** START Records shown **

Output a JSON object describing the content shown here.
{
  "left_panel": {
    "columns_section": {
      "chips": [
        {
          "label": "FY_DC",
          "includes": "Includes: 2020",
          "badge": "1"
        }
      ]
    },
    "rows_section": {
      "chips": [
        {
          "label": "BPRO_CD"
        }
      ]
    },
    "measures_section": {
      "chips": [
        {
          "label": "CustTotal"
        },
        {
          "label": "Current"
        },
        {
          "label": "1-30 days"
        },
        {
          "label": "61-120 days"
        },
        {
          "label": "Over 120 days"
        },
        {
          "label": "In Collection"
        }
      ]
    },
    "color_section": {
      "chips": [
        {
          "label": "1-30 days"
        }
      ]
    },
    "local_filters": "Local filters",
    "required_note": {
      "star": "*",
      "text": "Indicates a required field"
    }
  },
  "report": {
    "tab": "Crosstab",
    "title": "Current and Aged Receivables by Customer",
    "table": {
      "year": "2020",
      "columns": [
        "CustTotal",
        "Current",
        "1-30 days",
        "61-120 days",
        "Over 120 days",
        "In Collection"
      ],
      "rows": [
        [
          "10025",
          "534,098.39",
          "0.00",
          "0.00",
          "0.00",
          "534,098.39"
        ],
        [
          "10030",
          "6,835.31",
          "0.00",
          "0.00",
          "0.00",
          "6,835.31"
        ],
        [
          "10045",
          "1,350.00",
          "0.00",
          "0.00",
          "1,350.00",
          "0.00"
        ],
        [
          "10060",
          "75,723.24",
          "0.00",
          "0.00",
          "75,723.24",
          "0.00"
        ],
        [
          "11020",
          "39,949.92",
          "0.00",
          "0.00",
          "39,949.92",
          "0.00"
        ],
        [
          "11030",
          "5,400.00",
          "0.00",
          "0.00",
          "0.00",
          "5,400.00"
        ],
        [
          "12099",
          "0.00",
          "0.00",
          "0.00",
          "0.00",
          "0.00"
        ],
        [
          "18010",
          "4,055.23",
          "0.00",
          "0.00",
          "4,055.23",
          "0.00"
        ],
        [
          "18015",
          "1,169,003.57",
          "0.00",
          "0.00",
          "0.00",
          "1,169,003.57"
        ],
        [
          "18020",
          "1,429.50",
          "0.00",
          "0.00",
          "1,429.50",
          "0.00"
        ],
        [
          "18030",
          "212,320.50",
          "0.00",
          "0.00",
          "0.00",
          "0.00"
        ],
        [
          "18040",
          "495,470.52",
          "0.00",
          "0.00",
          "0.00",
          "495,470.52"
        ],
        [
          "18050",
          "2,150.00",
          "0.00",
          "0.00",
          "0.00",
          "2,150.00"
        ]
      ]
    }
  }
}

** END Records shown **

Reproduce each entry from the records above, character for character.

Output a JSON object describing the content shown here.
{
  "left_panel": {
    "columns_section": {
      "chips": [
        {
          "label": "FY_DC",
          "includes": "Includes: 2020",
          "badge": "1"
        }
      ]
    },
    "rows_section": {
      "chips": [
        {
          "label": "BPRO_CD"
        }
      ]
    },
    "measures_section": {
      "chips": [
        {
          "label": "CustTotal"
        },
        {
          "label": "Current"
        },
        {
          "label": "1-30 days"
        },
        {
          "label": "61-120 days"
        },
        {
          "label": "Over 120 days"
        },
        {
          "label": "In Collection"
        }
      ]
    },
    "color_section": {
      "chips": [
        {
          "label": "1-30 days"
        }
      ]
    },
    "local_filters": "Local filters",
    "required_note": {
      "star": "*",
      "text": "Indicates a required field"
    }
  },
  "report": {
    "tab": "Crosstab",
    "title": "Current and Aged Receivables by Customer",
    "table": {
      "year": "2020",
      "columns": [
        "CustTotal",
        "Current",
        "1-30 days",
        "61-120 days",
        "Over 120 days",
        "In Collection"
      ],
      "rows": [
        [
          "10025",
          "534,098.39",
          "0.00",
          "0.00",
          "0.00",
          "534,098.39"
        ],
        [
          "10030",
          "6,835.31",
          "0.00",
          "0.00",
          "0.00",
          "6,835.31"
        ],
        [
          "10045",
          "1,350.00",
          "0.00",
          "0.00",
          "1,350.00",
          "0.00"
        ],
        [
          "10060",
          "75,723.24",
          "0.00",
          "0.00",
          "75,723.24",
          "0.00"
        ],
        [
          "11020",
          "39,949.92",
          "0.00",
          "0.00",
          "39,949.92",
          "0.00"
        ],
        [
          "11030",
          "5,400.00",
          "0.00",
          "0.00",
          "0.00",
          "5,400.00"
        ],
        [
          "12099",
          "0.00",
          "0.00",
          "0.00",
          "0.00",
          "0.00"
        ],
        [
          "18010",
          "4,055.23",
          "0.00",
          "0.00",
          "4,055.23",
          "0.00"
        ],
        [
          "18015",
          "1,169,003.57",
          "0.00",
          "0.00",
          "0.00",
          "1,169,003.57"
        ],
        [
          "18020",
          "1,429.50",
          "0.00",
          "0.00",
          "1,429.50",
          "0.00"
        ],
        [
          "18030",
          "212,320.50",
          "0.00",
          "0.00",
          "0.00",
          "0.00"
        ],
        [
          "18040",
          "495,470.52",
          "0.00",
          "0.00",
          "0.00",
          "495,470.52"
        ],
        [
          "18050",
          "2,150.00",
          "0.00",
          "0.00",
          "0.00",
          "2,150.00"
        ]
      ]
    }
  }
}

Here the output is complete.